[ROWS start]

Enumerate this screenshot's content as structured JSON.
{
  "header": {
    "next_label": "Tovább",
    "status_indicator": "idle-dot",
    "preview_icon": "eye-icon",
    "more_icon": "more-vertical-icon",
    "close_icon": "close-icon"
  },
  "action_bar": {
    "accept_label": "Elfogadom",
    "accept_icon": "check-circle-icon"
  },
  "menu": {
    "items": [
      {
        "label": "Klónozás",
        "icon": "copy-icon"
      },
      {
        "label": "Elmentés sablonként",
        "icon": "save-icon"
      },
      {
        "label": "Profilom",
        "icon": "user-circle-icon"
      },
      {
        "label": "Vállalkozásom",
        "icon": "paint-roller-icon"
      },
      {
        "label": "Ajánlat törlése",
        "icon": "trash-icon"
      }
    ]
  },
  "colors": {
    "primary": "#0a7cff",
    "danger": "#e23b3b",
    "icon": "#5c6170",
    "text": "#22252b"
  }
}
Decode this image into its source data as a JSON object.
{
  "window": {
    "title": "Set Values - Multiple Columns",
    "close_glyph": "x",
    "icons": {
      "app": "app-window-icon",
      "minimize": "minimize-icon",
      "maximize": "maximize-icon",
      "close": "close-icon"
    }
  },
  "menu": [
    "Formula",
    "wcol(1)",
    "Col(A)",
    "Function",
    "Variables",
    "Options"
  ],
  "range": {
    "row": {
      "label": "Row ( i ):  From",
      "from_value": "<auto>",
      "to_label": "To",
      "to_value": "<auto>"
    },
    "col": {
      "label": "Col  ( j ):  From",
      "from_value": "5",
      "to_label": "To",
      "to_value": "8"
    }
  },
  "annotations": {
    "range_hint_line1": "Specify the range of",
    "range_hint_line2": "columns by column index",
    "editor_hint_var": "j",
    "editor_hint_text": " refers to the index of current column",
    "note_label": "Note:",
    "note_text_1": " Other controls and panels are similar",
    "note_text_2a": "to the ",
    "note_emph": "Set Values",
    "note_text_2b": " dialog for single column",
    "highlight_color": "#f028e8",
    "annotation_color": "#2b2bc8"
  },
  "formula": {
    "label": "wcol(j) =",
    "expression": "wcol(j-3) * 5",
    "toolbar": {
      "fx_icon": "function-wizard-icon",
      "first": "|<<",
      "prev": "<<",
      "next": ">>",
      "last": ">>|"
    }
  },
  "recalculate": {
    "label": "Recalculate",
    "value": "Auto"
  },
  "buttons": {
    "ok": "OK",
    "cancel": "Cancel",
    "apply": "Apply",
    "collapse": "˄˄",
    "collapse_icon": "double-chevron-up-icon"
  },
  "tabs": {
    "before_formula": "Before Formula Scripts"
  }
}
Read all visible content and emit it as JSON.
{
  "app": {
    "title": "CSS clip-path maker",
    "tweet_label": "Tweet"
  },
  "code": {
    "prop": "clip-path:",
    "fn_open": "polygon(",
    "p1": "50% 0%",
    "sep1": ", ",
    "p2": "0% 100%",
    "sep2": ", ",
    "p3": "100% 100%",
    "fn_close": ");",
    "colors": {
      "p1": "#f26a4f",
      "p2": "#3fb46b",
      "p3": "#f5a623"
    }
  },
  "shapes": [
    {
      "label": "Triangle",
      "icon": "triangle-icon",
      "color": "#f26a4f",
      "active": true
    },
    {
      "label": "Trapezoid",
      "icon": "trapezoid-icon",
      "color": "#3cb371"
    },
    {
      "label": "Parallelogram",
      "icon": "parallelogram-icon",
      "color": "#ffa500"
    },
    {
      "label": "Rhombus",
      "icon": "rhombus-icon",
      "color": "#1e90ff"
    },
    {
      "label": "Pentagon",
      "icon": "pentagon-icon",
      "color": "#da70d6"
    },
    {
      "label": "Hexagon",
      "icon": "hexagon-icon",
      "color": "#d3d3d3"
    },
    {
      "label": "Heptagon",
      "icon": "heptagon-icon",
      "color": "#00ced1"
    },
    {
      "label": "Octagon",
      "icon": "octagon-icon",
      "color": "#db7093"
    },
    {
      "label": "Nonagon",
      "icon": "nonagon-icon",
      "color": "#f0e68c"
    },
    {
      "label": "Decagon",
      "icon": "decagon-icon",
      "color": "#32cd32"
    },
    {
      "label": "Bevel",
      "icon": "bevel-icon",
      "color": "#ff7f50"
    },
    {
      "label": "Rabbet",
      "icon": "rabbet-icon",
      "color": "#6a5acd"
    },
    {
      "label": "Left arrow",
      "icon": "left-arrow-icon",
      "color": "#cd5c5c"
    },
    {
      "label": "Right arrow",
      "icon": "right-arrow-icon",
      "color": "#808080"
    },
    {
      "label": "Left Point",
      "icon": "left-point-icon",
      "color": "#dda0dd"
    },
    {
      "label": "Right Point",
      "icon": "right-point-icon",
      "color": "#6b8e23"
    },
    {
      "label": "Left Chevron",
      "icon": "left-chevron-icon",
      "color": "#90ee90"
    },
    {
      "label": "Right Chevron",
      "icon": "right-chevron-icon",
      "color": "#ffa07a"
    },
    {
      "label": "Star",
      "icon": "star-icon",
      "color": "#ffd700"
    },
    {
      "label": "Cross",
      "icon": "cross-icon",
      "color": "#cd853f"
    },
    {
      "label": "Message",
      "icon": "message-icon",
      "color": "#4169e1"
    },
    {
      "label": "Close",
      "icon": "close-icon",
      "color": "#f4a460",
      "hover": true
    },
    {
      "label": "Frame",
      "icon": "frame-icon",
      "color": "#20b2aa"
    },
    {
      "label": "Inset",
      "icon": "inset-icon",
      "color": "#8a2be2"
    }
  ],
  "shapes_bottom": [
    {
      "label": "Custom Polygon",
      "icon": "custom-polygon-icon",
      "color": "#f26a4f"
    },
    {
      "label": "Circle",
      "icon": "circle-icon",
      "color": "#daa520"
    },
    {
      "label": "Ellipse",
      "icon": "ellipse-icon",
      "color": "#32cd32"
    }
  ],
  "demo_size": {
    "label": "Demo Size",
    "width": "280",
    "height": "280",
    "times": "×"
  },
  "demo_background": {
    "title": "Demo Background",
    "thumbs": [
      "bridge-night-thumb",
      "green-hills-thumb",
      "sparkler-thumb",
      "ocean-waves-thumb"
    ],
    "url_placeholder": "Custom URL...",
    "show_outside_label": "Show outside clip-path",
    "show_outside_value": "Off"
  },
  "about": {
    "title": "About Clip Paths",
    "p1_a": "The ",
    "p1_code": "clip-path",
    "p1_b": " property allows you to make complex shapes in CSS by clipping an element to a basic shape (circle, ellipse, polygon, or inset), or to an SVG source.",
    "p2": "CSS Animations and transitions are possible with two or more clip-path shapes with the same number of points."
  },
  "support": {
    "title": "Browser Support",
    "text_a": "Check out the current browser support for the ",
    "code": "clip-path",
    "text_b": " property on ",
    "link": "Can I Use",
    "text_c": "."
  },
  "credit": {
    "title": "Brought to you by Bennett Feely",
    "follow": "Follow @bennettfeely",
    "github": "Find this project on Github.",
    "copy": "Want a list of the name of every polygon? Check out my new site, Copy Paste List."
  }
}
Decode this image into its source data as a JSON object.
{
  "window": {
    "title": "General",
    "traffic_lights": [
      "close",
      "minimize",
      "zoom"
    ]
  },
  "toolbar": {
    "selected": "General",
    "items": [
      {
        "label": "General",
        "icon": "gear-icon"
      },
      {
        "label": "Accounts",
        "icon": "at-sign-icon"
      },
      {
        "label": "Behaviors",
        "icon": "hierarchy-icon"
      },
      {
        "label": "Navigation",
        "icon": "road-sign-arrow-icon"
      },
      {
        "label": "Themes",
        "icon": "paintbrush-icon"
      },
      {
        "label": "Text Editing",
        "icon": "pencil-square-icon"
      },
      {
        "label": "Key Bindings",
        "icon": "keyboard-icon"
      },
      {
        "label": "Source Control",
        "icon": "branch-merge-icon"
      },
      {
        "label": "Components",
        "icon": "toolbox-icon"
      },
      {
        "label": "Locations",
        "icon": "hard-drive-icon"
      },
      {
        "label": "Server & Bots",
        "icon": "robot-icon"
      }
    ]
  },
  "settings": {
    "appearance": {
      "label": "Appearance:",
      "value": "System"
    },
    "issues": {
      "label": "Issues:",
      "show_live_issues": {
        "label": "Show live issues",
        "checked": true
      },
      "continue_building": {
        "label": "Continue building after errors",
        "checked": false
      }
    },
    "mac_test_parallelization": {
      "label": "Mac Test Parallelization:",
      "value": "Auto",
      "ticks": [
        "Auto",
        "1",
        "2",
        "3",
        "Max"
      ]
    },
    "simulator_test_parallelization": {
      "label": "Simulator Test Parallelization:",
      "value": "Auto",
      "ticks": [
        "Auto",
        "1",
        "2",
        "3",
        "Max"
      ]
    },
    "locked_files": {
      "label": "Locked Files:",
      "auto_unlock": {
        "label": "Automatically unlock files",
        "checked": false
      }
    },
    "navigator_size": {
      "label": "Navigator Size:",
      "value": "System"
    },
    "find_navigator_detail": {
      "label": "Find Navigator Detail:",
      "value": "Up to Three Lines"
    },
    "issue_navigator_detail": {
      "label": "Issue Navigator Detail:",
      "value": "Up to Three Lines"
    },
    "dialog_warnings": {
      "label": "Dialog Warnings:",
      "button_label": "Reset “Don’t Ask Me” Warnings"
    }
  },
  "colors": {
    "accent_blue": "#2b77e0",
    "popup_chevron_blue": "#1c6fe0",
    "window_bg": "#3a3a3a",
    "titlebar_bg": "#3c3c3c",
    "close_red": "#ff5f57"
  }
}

[ROWS end]

▶ **SHORT PROBLEM**
Looking at the data above, show all lines where the word "this" occurs.

▶ **EXERCISE OUTPUT**
Enumerate this screenshot's content as structured JSON.
Decode this image into its source data as a JSON object.
    "github": "Find this project on Github.",
Decode this image into its source data as a JSON object.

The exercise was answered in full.